(Exercise directions) Give again, unaltered, the line with "Convert this document image to plain text." and all lines that follow it in the listing below, minus any pictures.

-------------------------

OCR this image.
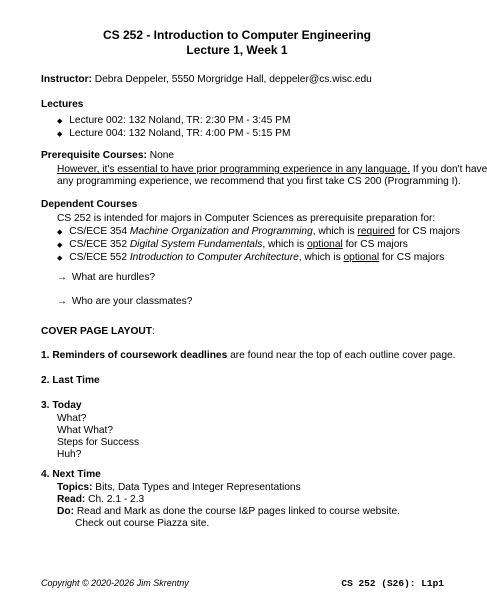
CS 252 - Introduction to Computer Engineering
Lecture 1, Week 1
Instructor: Debra Deppeler, 5550 Morgridge Hall, deppeler@cs.wisc.edu
Lectures
◆ Lecture 002: 132 Noland, TR: 2:30 PM - 3:45 PM
◆ Lecture 004: 132 Noland, TR: 4:00 PM - 5:15 PM
Prerequisite Courses: None
However, it's essential to have prior programming experience in any language. If you don't have
any programming experience, we recommend that you first take CS 200 (Programming I).
Dependent Courses
CS 252 is intended for majors in Computer Sciences as prerequisite preparation for:
◆ CS/ECE 354 Machine Organization and Programming, which is required for CS majors
◆ CS/ECE 352 Digital System Fundamentals, which is optional for CS majors
◆ CS/ECE 552 Introduction to Computer Architecture, which is optional for CS majors
→ What are hurdles?
→ Who are your classmates?
COVER PAGE LAYOUT:
1. Reminders of coursework deadlines are found near the top of each outline cover page.
2. Last Time
3. Today
What?
What What?
Steps for Success
Huh?
4. Next Time
Topics: Bits, Data Types and Integer Representations
Read: Ch. 2.1 - 2.3
Do: Read and Mark as done the course I&P pages linked to course website.
Check out course Piazza site.
Copyright © 2020-2026 Jim Skrentny	CS 252 (S26): L1p1
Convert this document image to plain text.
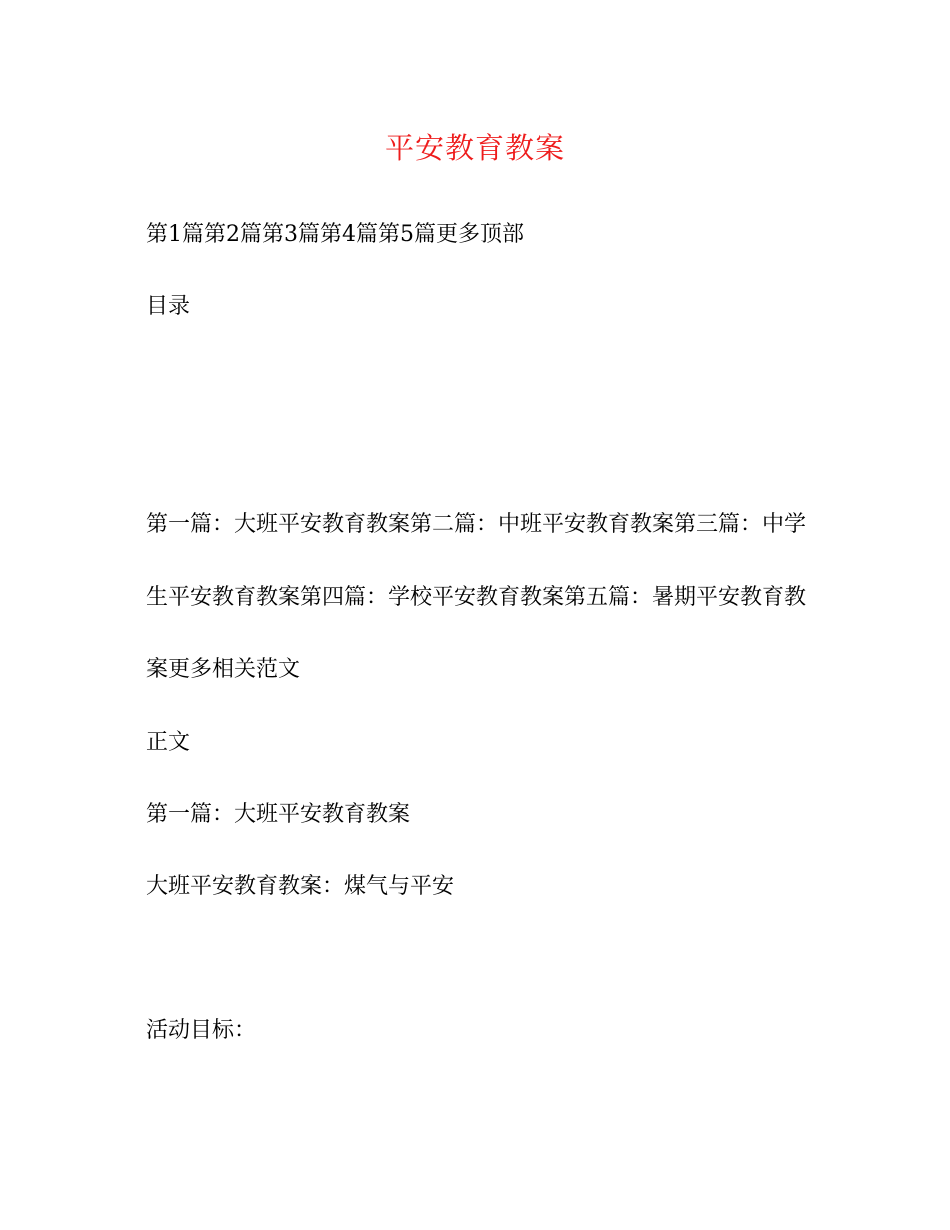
平安教育教案
第1篇第2篇第3篇第4篇第5篇更多顶部
目录
第一篇：大班平安教育教案第二篇：中班平安教育教案第三篇：中学
生平安教育教案第四篇：学校平安教育教案第五篇：暑期平安教育教
案更多相关范文
正文
第一篇：大班平安教育教案
大班平安教育教案：煤气与平安
活动目标：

-------------------------

(Output of the exercise)
Convert this document image to plain text.
平安教育教案
第1篇第2篇第3篇第4篇第5篇更多顶部
目录
第一篇：大班平安教育教案第二篇：中班平安教育教案第三篇：中学
生平安教育教案第四篇：学校平安教育教案第五篇：暑期平安教育教
案更多相关范文
正文
第一篇：大班平安教育教案
大班平安教育教案：煤气与平安
活动目标：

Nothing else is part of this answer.